======== Data lines

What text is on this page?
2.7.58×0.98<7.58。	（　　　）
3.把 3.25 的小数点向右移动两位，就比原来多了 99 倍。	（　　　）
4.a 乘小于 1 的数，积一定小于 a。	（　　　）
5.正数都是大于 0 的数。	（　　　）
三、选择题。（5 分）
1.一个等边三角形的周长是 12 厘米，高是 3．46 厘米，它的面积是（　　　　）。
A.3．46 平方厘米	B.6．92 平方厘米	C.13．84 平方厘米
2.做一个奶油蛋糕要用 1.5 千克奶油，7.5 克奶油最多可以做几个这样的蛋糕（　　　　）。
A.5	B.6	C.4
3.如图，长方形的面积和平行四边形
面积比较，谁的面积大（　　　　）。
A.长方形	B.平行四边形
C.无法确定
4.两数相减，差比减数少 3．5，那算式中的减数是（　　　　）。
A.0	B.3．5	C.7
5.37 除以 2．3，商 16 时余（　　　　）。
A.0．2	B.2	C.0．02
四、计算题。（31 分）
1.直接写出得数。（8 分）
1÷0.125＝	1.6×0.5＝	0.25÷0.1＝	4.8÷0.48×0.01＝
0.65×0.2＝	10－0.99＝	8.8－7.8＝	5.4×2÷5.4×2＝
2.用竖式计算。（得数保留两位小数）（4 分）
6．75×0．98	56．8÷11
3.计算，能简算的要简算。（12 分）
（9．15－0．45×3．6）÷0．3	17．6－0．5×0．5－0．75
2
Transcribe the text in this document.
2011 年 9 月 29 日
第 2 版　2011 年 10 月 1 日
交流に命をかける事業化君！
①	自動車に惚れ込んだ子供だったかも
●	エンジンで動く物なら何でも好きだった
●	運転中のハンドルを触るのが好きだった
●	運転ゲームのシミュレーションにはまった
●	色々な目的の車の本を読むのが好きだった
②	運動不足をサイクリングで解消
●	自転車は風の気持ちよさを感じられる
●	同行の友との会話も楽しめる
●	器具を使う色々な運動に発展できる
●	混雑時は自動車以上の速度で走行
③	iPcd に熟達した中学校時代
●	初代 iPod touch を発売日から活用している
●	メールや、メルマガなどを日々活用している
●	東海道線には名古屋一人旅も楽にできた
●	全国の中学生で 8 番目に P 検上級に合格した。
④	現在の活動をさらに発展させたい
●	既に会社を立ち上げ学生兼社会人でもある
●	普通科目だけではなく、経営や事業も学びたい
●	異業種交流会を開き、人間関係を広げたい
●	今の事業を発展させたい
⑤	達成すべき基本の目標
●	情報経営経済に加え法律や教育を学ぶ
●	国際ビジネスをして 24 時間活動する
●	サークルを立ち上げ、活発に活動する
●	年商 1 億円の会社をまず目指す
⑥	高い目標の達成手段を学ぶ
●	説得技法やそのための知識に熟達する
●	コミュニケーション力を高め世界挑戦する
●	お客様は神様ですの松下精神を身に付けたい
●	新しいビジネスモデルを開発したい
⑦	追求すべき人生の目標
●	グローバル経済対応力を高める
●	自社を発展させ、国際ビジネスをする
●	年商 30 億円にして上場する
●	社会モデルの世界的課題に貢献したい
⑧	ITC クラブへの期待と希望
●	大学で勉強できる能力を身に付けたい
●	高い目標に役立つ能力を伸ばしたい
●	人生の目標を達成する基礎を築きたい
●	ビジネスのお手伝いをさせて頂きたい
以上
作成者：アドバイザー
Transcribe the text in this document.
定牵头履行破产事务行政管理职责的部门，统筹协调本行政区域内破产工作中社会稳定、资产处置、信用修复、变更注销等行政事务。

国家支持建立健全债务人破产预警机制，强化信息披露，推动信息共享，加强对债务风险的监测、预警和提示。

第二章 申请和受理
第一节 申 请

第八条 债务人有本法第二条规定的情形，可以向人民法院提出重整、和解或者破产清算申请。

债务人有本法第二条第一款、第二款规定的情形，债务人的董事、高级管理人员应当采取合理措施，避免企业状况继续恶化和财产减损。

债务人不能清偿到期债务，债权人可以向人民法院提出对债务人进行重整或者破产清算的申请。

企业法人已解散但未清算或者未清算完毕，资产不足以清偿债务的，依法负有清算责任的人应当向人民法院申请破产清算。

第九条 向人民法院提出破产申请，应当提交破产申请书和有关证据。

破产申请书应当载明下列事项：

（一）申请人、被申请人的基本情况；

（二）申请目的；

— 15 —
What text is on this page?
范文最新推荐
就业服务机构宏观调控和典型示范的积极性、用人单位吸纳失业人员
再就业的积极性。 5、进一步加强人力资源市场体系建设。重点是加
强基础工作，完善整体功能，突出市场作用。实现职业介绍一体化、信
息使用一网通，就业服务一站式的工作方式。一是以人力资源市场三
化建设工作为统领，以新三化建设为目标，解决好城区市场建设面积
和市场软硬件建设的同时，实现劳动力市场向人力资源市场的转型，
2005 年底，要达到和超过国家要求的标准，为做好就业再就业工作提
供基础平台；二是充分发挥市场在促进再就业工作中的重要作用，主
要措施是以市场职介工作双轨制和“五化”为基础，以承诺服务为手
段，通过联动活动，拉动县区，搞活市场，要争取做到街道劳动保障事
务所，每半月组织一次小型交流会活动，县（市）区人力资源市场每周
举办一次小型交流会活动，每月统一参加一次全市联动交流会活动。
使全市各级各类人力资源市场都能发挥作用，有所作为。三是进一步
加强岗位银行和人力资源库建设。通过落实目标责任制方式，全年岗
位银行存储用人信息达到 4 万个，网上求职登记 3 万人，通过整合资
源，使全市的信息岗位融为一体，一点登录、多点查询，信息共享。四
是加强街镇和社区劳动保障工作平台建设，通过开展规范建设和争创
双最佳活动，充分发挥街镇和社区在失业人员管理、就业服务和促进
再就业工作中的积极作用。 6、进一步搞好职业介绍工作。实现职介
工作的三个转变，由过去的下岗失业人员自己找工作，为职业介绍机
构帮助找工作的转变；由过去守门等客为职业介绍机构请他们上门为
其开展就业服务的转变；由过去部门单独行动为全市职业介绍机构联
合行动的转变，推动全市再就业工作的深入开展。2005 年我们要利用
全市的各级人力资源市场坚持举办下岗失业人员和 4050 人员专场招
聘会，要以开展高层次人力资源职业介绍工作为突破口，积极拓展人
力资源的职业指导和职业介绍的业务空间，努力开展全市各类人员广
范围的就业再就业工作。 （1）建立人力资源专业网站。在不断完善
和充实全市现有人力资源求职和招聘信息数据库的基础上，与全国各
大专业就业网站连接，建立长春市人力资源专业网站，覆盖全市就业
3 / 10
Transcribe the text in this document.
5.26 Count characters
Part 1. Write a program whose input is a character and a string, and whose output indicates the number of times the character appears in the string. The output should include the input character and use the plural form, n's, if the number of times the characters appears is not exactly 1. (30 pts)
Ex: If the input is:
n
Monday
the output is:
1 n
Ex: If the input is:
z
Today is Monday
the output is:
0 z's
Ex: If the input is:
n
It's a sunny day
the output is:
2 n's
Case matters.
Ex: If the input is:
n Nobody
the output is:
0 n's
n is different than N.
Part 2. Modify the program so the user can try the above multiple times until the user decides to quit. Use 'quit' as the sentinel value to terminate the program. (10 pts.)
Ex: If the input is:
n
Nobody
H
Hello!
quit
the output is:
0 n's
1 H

================

» Task goal: Retype every record above exactly as written.

» Solution for this problem:
What text is on this page?
2.7.58×0.98<7.58。	（　　　）
3.把 3.25 的小数点向右移动两位，就比原来多了 99 倍。	（　　　）
4.a 乘小于 1 的数，积一定小于 a。	（　　　）
5.正数都是大于 0 的数。	（　　　）
三、选择题。（5 分）
1.一个等边三角形的周长是 12 厘米，高是 3．46 厘米，它的面积是（　　　　）。
A.3．46 平方厘米	B.6．92 平方厘米	C.13．84 平方厘米
2.做一个奶油蛋糕要用 1.5 千克奶油，7.5 克奶油最多可以做几个这样的蛋糕（　　　　）。
A.5	B.6	C.4
3.如图，长方形的面积和平行四边形
面积比较，谁的面积大（　　　　）。
A.长方形	B.平行四边形
C.无法确定
4.两数相减，差比减数少 3．5，那算式中的减数是（　　　　）。
A.0	B.3．5	C.7
5.37 除以 2．3，商 16 时余（　　　　）。
A.0．2	B.2	C.0．02
四、计算题。（31 分）
1.直接写出得数。（8 分）
1÷0.125＝	1.6×0.5＝	0.25÷0.1＝	4.8÷0.48×0.01＝
0.65×0.2＝	10－0.99＝	8.8－7.8＝	5.4×2÷5.4×2＝
2.用竖式计算。（得数保留两位小数）（4 分）
6．75×0．98	56．8÷11
3.计算，能简算的要简算。（12 分）
（9．15－0．45×3．6）÷0．3	17．6－0．5×0．5－0．75
2
Transcribe the text in this document.
2011 年 9 月 29 日
第 2 版　2011 年 10 月 1 日
交流に命をかける事業化君！
①	自動車に惚れ込んだ子供だったかも
●	エンジンで動く物なら何でも好きだった
●	運転中のハンドルを触るのが好きだった
●	運転ゲームのシミュレーションにはまった
●	色々な目的の車の本を読むのが好きだった
②	運動不足をサイクリングで解消
●	自転車は風の気持ちよさを感じられる
●	同行の友との会話も楽しめる
●	器具を使う色々な運動に発展できる
●	混雑時は自動車以上の速度で走行
③	iPcd に熟達した中学校時代
●	初代 iPod touch を発売日から活用している
●	メールや、メルマガなどを日々活用している
●	東海道線には名古屋一人旅も楽にできた
●	全国の中学生で 8 番目に P 検上級に合格した。
④	現在の活動をさらに発展させたい
●	既に会社を立ち上げ学生兼社会人でもある
●	普通科目だけではなく、経営や事業も学びたい
●	異業種交流会を開き、人間関係を広げたい
●	今の事業を発展させたい
⑤	達成すべき基本の目標
●	情報経営経済に加え法律や教育を学ぶ
●	国際ビジネスをして 24 時間活動する
●	サークルを立ち上げ、活発に活動する
●	年商 1 億円の会社をまず目指す
⑥	高い目標の達成手段を学ぶ
●	説得技法やそのための知識に熟達する
●	コミュニケーション力を高め世界挑戦する
●	お客様は神様ですの松下精神を身に付けたい
●	新しいビジネスモデルを開発したい
⑦	追求すべき人生の目標
●	グローバル経済対応力を高める
●	自社を発展させ、国際ビジネスをする
●	年商 30 億円にして上場する
●	社会モデルの世界的課題に貢献したい
⑧	ITC クラブへの期待と希望
●	大学で勉強できる能力を身に付けたい
●	高い目標に役立つ能力を伸ばしたい
●	人生の目標を達成する基礎を築きたい
●	ビジネスのお手伝いをさせて頂きたい
以上
作成者：アドバイザー
Transcribe the text in this document.
定牵头履行破产事务行政管理职责的部门，统筹协调本行政区域内破产工作中社会稳定、资产处置、信用修复、变更注销等行政事务。

国家支持建立健全债务人破产预警机制，强化信息披露，推动信息共享，加强对债务风险的监测、预警和提示。

第二章 申请和受理
第一节 申 请

第八条 债务人有本法第二条规定的情形，可以向人民法院提出重整、和解或者破产清算申请。

债务人有本法第二条第一款、第二款规定的情形，债务人的董事、高级管理人员应当采取合理措施，避免企业状况继续恶化和财产减损。

债务人不能清偿到期债务，债权人可以向人民法院提出对债务人进行重整或者破产清算的申请。

企业法人已解散但未清算或者未清算完毕，资产不足以清偿债务的，依法负有清算责任的人应当向人民法院申请破产清算。

第九条 向人民法院提出破产申请，应当提交破产申请书和有关证据。

破产申请书应当载明下列事项：

（一）申请人、被申请人的基本情况；

（二）申请目的；

— 15 —
What text is on this page?
范文最新推荐
就业服务机构宏观调控和典型示范的积极性、用人单位吸纳失业人员
再就业的积极性。 5、进一步加强人力资源市场体系建设。重点是加
强基础工作，完善整体功能，突出市场作用。实现职业介绍一体化、信
息使用一网通，就业服务一站式的工作方式。一是以人力资源市场三
化建设工作为统领，以新三化建设为目标，解决好城区市场建设面积
和市场软硬件建设的同时，实现劳动力市场向人力资源市场的转型，
2005 年底，要达到和超过国家要求的标准，为做好就业再就业工作提
供基础平台；二是充分发挥市场在促进再就业工作中的重要作用，主
要措施是以市场职介工作双轨制和“五化”为基础，以承诺服务为手
段，通过联动活动，拉动县区，搞活市场，要争取做到街道劳动保障事
务所，每半月组织一次小型交流会活动，县（市）区人力资源市场每周
举办一次小型交流会活动，每月统一参加一次全市联动交流会活动。
使全市各级各类人力资源市场都能发挥作用，有所作为。三是进一步
加强岗位银行和人力资源库建设。通过落实目标责任制方式，全年岗
位银行存储用人信息达到 4 万个，网上求职登记 3 万人，通过整合资
源，使全市的信息岗位融为一体，一点登录、多点查询，信息共享。四
是加强街镇和社区劳动保障工作平台建设，通过开展规范建设和争创
双最佳活动，充分发挥街镇和社区在失业人员管理、就业服务和促进
再就业工作中的积极作用。 6、进一步搞好职业介绍工作。实现职介
工作的三个转变，由过去的下岗失业人员自己找工作，为职业介绍机
构帮助找工作的转变；由过去守门等客为职业介绍机构请他们上门为
其开展就业服务的转变；由过去部门单独行动为全市职业介绍机构联
合行动的转变，推动全市再就业工作的深入开展。2005 年我们要利用
全市的各级人力资源市场坚持举办下岗失业人员和 4050 人员专场招
聘会，要以开展高层次人力资源职业介绍工作为突破口，积极拓展人
力资源的职业指导和职业介绍的业务空间，努力开展全市各类人员广
范围的就业再就业工作。 （1）建立人力资源专业网站。在不断完善
和充实全市现有人力资源求职和招聘信息数据库的基础上，与全国各
大专业就业网站连接，建立长春市人力资源专业网站，覆盖全市就业
3 / 10
Transcribe the text in this document.
5.26 Count characters
Part 1. Write a program whose input is a character and a string, and whose output indicates the number of times the character appears in the string. The output should include the input character and use the plural form, n's, if the number of times the characters appears is not exactly 1. (30 pts)
Ex: If the input is:
n
Monday
the output is:
1 n
Ex: If the input is:
z
Today is Monday
the output is:
0 z's
Ex: If the input is:
n
It's a sunny day
the output is:
2 n's
Case matters.
Ex: If the input is:
n Nobody
the output is:
0 n's
n is different than N.
Part 2. Modify the program so the user can try the above multiple times until the user decides to quit. Use 'quit' as the sentinel value to terminate the program. (10 pts.)
Ex: If the input is:
n
Nobody
H
Hello!
quit
the output is:
0 n's
1 H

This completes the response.